◆ Problem description ◆
Copy, in full, each line of the material that holds the word "will".

(begin)

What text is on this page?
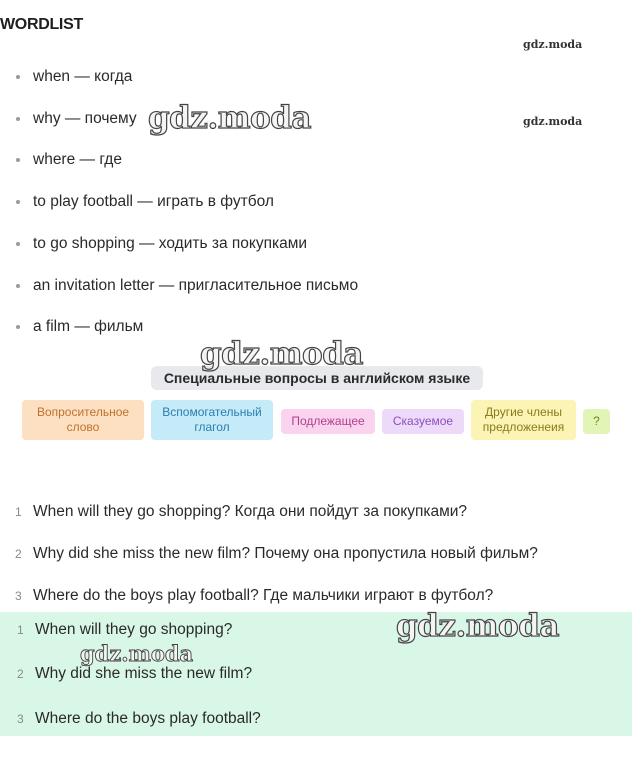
WORDLIST
when — когда
why — почему
where — где
to play football — играть в футбол
to go shopping — ходить за покупками
an invitation letter — пригласительное письмо
a film — фильм
Специальные вопросы в английском языке
Вопросительное слово
Вспомогательный глагол	Подлежащее	Сказуемое
Другие члены предложенеия	?
1 When will they go shopping? Когда они пойдут за покупками?
2 Why did she miss the new film? Почему она пропустила новый фильм?
3 Where do the boys play football? Где мальчики играют в футбол?
1 When will they go shopping?
2 Why did she miss the new film?
3 Where do the boys play football?
gdz.moda
gdz.moda
gdz.moda
gdz.moda
gdz.moda
gdz.moda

(end)

◆ Exercise response ◆
1 When will they go shopping? Когда они пойдут за покупками?
1 When will they go shopping?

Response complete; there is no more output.